▸ Dataset items:
[start]
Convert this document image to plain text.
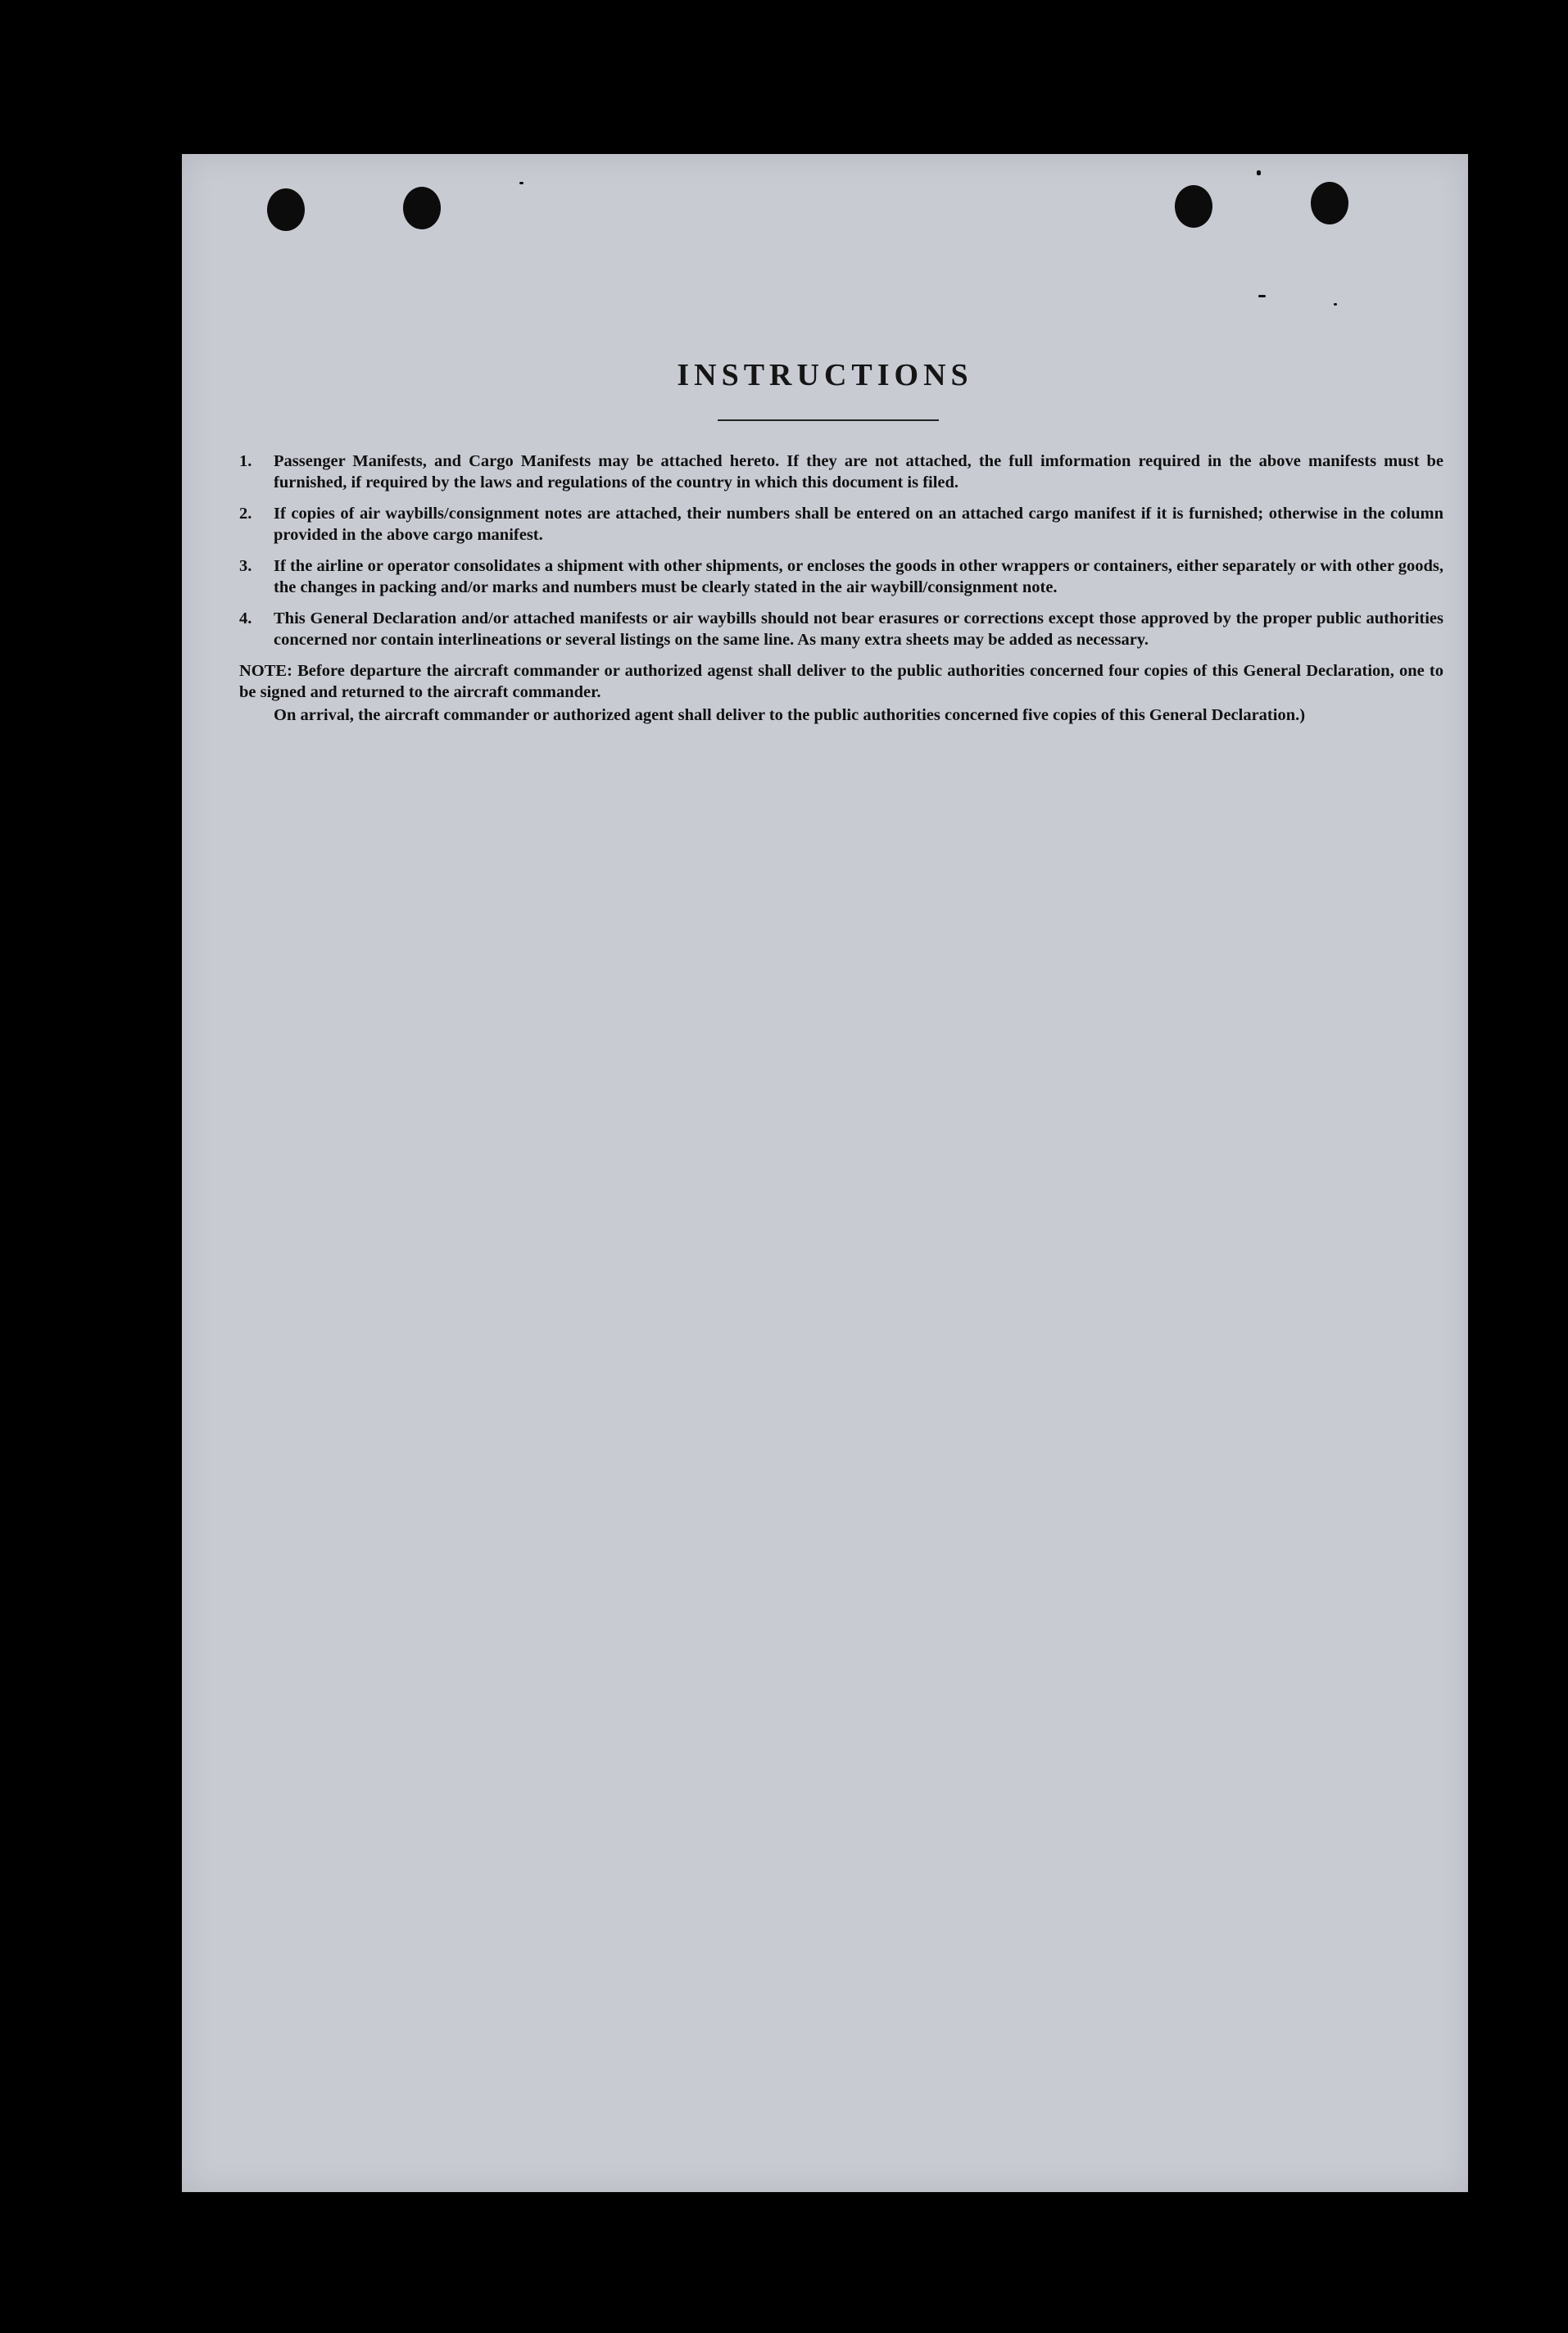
INSTRUCTIONS
1.	Passenger Manifests, and Cargo Manifests may be attached hereto. If they are not attached, the full imformation required in the above manifests must be furnished, if required by the laws and regulations of the country in which this document is filed.
2.	If copies of air waybills/consignment notes are attached, their numbers shall be entered on an attached cargo manifest if it is furnished; otherwise in the column provided in the above cargo manifest.
3.	If the airline or operator consolidates a shipment with other shipments, or encloses the goods in other wrappers or containers, either separately or with other goods, the changes in packing and/or marks and numbers must be clearly stated in the air waybill/consignment note.
4.	This General Declaration and/or attached manifests or air waybills should not bear erasures or corrections except those approved by the proper public authorities concerned nor contain interlineations or several listings on the same line. As many extra sheets may be added as necessary.

NOTE: Before departure the aircraft commander or authorized agenst shall deliver to the public authorities concerned four copies of this General Declaration, one to be signed and returned to the aircraft commander.

On arrival, the aircraft commander or authorized agent shall deliver to the public authorities concerned five copies of this General Declaration.)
[end]
▸ Requirements:
Omit each picture, then return all of the listing exactly as it stands.

▸ Task answer:
Convert this document image to plain text.
INSTRUCTIONS
1.	Passenger Manifests, and Cargo Manifests may be attached hereto. If they are not attached, the full imformation required in the above manifests must be furnished, if required by the laws and regulations of the country in which this document is filed.
2.	If copies of air waybills/consignment notes are attached, their numbers shall be entered on an attached cargo manifest if it is furnished; otherwise in the column provided in the above cargo manifest.
3.	If the airline or operator consolidates a shipment with other shipments, or encloses the goods in other wrappers or containers, either separately or with other goods, the changes in packing and/or marks and numbers must be clearly stated in the air waybill/consignment note.
4.	This General Declaration and/or attached manifests or air waybills should not bear erasures or corrections except those approved by the proper public authorities concerned nor contain interlineations or several listings on the same line. As many extra sheets may be added as necessary.

NOTE: Before departure the aircraft commander or authorized agenst shall deliver to the public authorities concerned four copies of this General Declaration, one to be signed and returned to the aircraft commander.

On arrival, the aircraft commander or authorized agent shall deliver to the public authorities concerned five copies of this General Declaration.)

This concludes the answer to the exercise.